* BEGIN Information supplied *
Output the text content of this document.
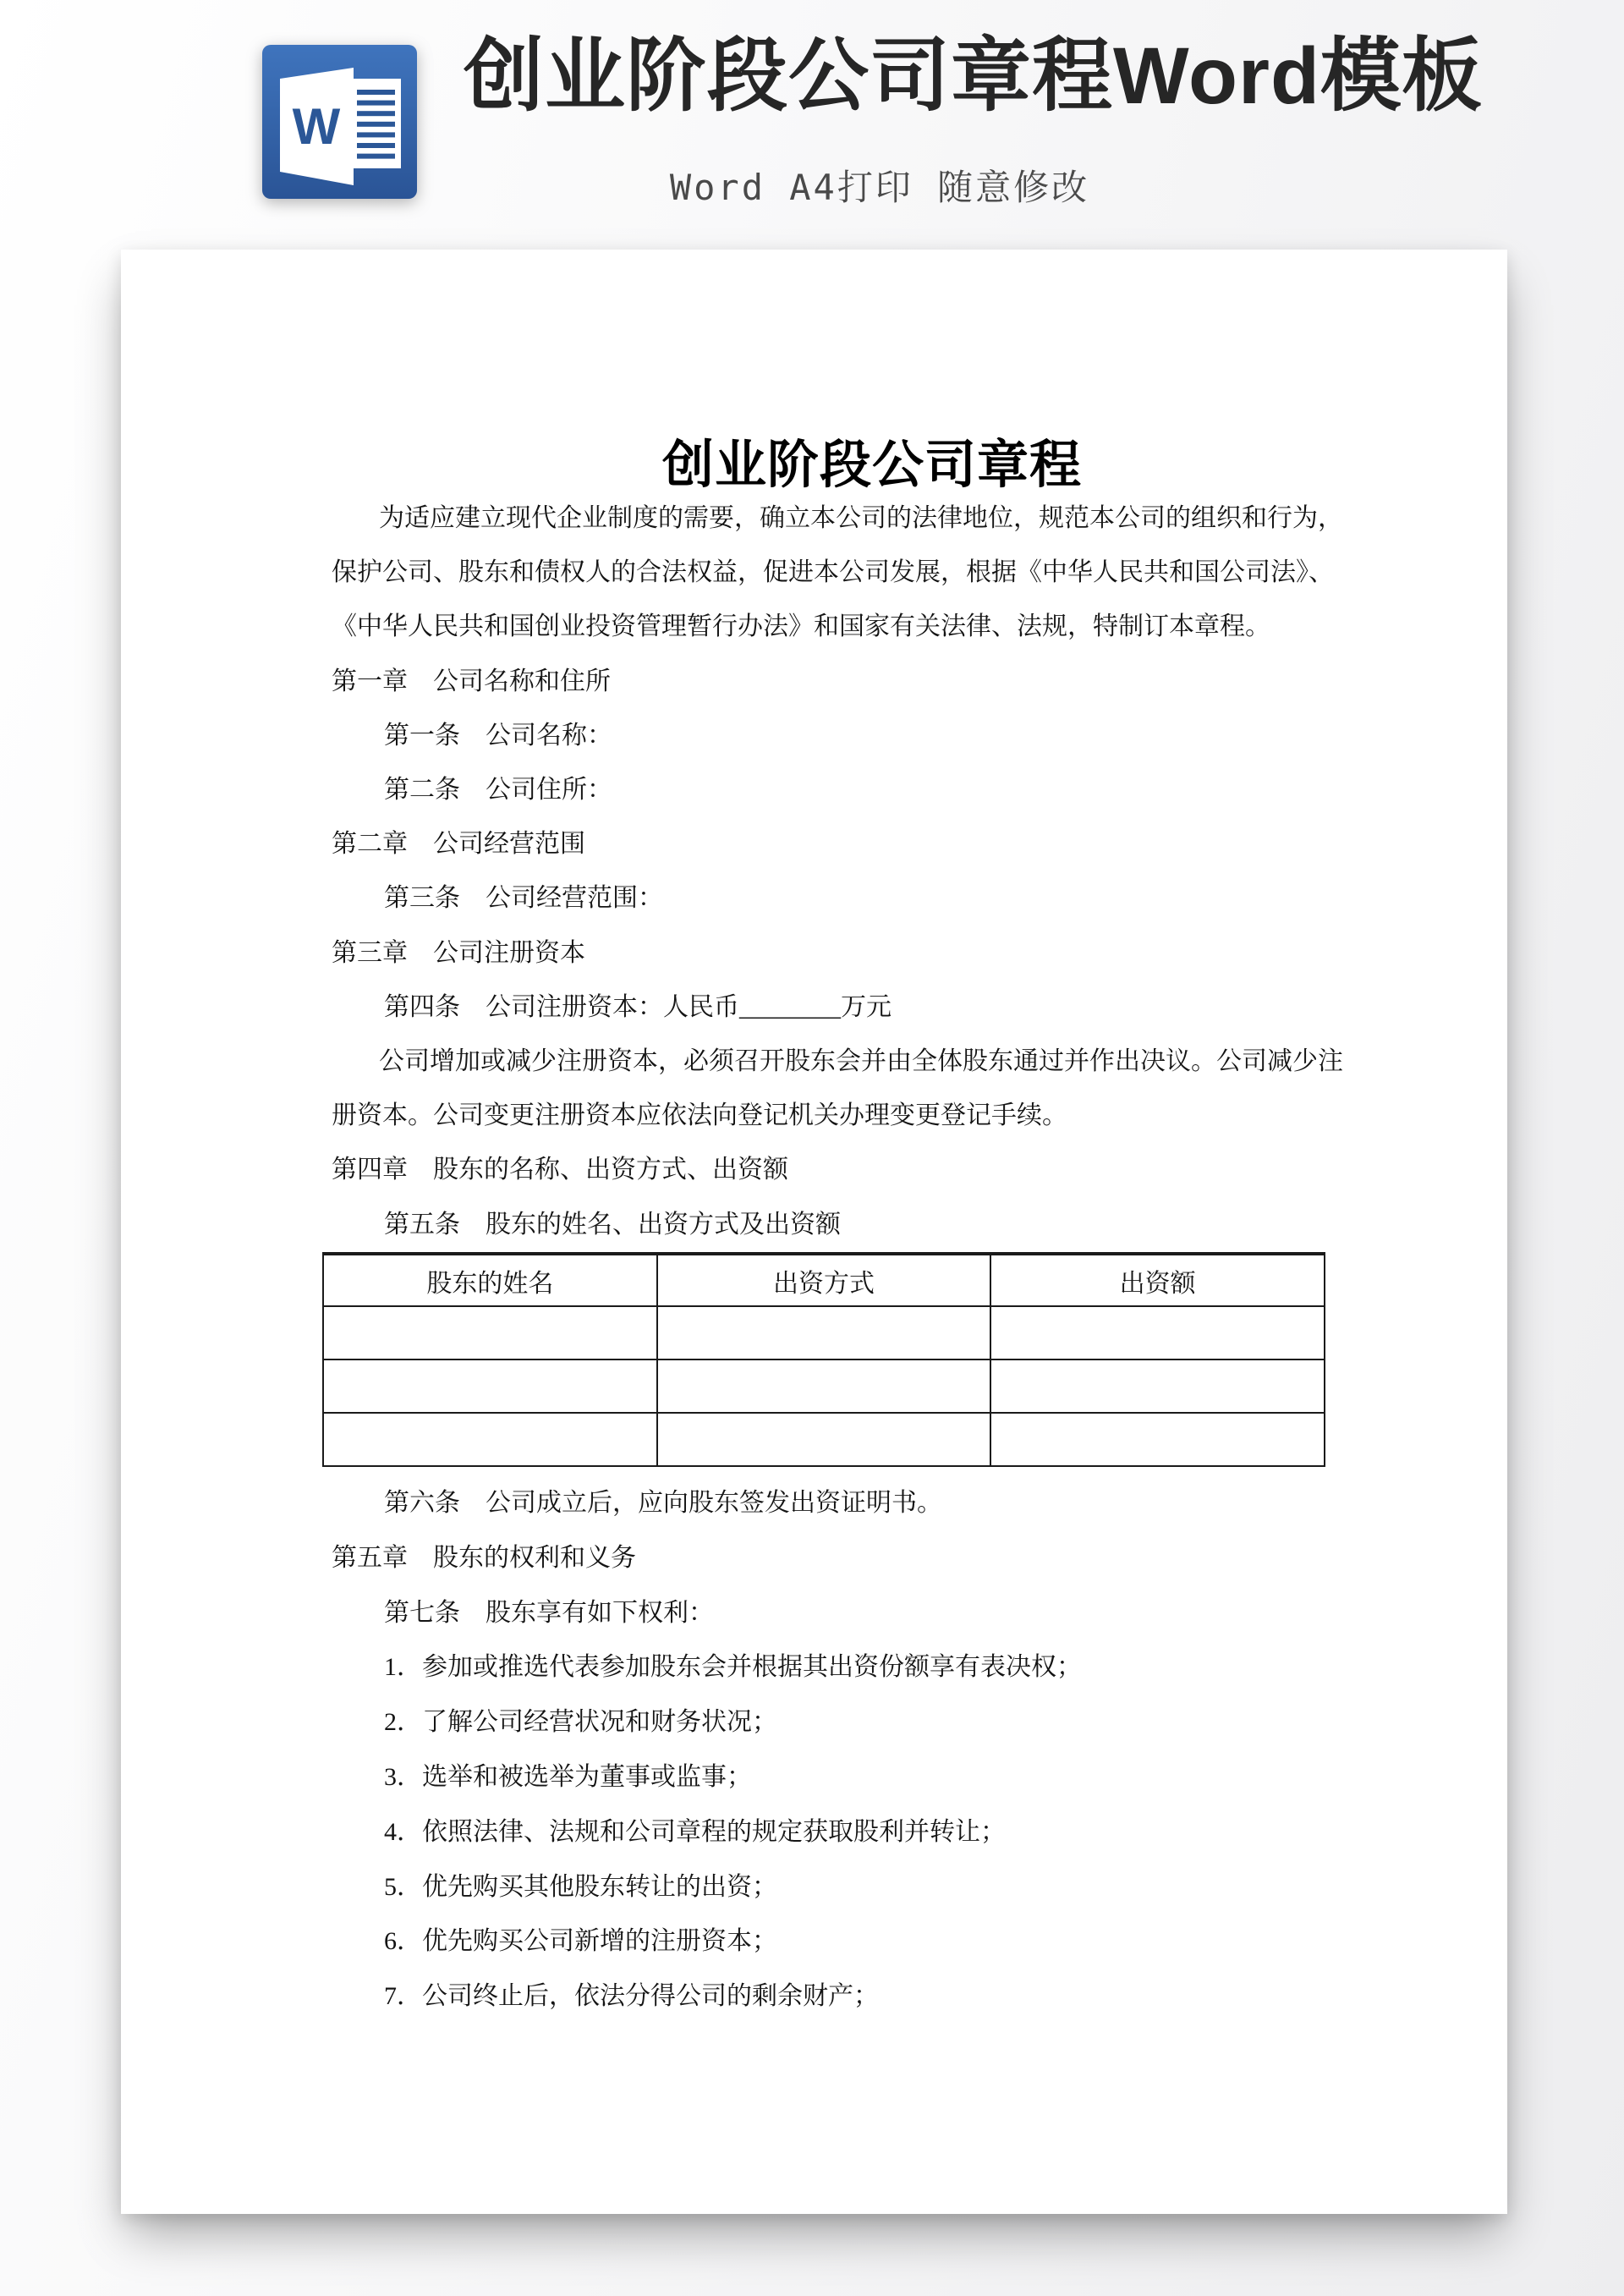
W
创业阶段公司章程Word模板
Word A4打印 随意修改
创业阶段公司章程
为适应建立现代企业制度的需要，确立本公司的法律地位，规范本公司的组织和行为，
保护公司、股东和债权人的合法权益，促进本公司发展，根据《中华人民共和国公司法》、
《中华人民共和国创业投资管理暂行办法》和国家有关法律、法规，特制订本章程。
第一章　公司名称和住所
第一条　公司名称：
第二条　公司住所：
第二章　公司经营范围
第三条　公司经营范围：
第三章　公司注册资本
第四条　公司注册资本：人民币________万元
公司增加或减少注册资本，必须召开股东会并由全体股东通过并作出决议。公司减少注
册资本。公司变更注册资本应依法向登记机关办理变更登记手续。
第四章　股东的名称、出资方式、出资额
第五条　股东的姓名、出资方式及出资额
股东的姓名	出资方式	出资额

第六条　公司成立后，应向股东签发出资证明书。
第五章　股东的权利和义务
第七条　股东享有如下权利：
1．参加或推选代表参加股东会并根据其出资份额享有表决权；
2．了解公司经营状况和财务状况；
3．选举和被选举为董事或监事；
4．依照法律、法规和公司章程的规定获取股利并转让；
5．优先购买其他股东转让的出资；
6．优先购买公司新增的注册资本；
7．公司终止后，依法分得公司的剩余财产；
* END Information supplied *
## Set task
Copy each line in full and exactly, omitting any picture.

## Finished answer
Output the text content of this document.
W
创业阶段公司章程Word模板
Word A4打印 随意修改
创业阶段公司章程
为适应建立现代企业制度的需要，确立本公司的法律地位，规范本公司的组织和行为，
保护公司、股东和债权人的合法权益，促进本公司发展，根据《中华人民共和国公司法》、
《中华人民共和国创业投资管理暂行办法》和国家有关法律、法规，特制订本章程。
第一章　公司名称和住所
第一条　公司名称：
第二条　公司住所：
第二章　公司经营范围
第三条　公司经营范围：
第三章　公司注册资本
第四条　公司注册资本：人民币________万元
公司增加或减少注册资本，必须召开股东会并由全体股东通过并作出决议。公司减少注
册资本。公司变更注册资本应依法向登记机关办理变更登记手续。
第四章　股东的名称、出资方式、出资额
第五条　股东的姓名、出资方式及出资额
股东的姓名	出资方式	出资额

第六条　公司成立后，应向股东签发出资证明书。
第五章　股东的权利和义务
第七条　股东享有如下权利：
1．参加或推选代表参加股东会并根据其出资份额享有表决权；
2．了解公司经营状况和财务状况；
3．选举和被选举为董事或监事；
4．依照法律、法规和公司章程的规定获取股利并转让；
5．优先购买其他股东转让的出资；
6．优先购买公司新增的注册资本；
7．公司终止后，依法分得公司的剩余财产；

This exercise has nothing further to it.